[Data items]
»»

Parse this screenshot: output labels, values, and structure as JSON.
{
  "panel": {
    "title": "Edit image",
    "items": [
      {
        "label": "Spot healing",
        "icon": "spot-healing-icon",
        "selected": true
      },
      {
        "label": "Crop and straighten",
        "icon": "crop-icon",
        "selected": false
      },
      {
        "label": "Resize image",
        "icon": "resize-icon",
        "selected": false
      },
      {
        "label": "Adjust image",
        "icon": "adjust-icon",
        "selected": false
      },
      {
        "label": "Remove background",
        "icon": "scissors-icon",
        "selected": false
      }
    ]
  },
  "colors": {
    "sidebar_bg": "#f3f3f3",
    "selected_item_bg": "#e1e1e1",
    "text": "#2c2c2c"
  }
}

««
»»

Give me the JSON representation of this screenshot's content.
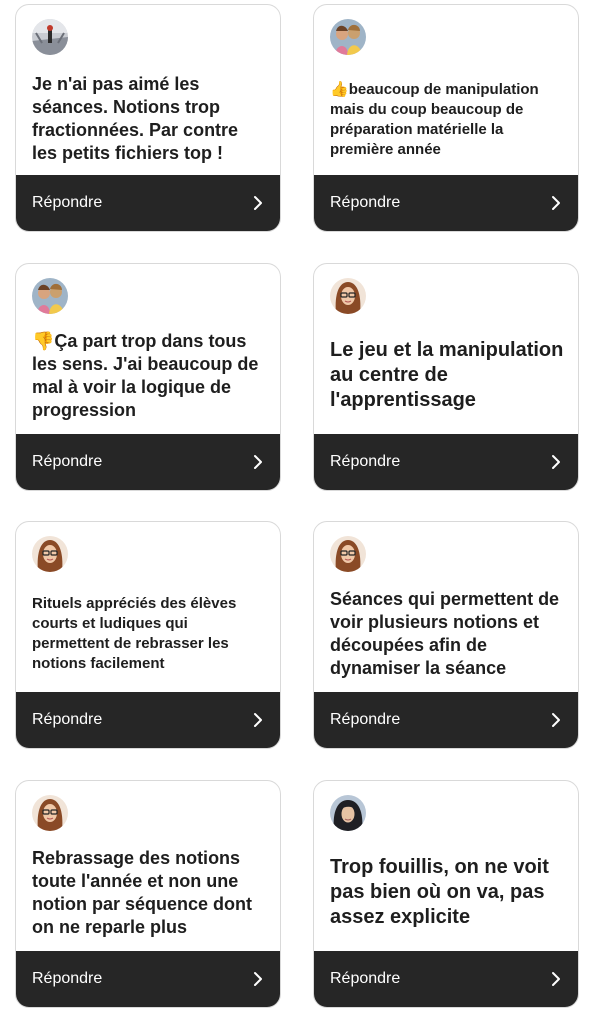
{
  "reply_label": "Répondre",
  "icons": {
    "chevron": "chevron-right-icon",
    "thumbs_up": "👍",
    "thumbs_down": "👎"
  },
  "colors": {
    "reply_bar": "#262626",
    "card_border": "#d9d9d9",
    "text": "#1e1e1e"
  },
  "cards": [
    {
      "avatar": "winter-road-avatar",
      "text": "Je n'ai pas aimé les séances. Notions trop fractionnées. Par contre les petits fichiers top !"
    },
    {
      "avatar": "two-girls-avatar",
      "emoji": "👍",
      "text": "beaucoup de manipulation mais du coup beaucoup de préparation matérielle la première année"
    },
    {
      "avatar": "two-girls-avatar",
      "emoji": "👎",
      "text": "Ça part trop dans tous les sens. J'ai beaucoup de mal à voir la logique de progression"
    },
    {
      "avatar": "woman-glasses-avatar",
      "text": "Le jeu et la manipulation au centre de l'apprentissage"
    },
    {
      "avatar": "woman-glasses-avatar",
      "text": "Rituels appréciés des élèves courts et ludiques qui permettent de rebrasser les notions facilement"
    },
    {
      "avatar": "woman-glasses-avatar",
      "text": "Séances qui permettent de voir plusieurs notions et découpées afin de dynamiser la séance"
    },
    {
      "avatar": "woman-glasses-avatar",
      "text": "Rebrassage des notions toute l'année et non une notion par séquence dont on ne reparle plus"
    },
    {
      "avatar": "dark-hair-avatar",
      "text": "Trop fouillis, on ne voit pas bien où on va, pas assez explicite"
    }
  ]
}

««

Extract from the material all lines containing the string "screenshot".

Parse this screenshot: output labels, values, and structure as JSON.
Give me the JSON representation of this screenshot's content.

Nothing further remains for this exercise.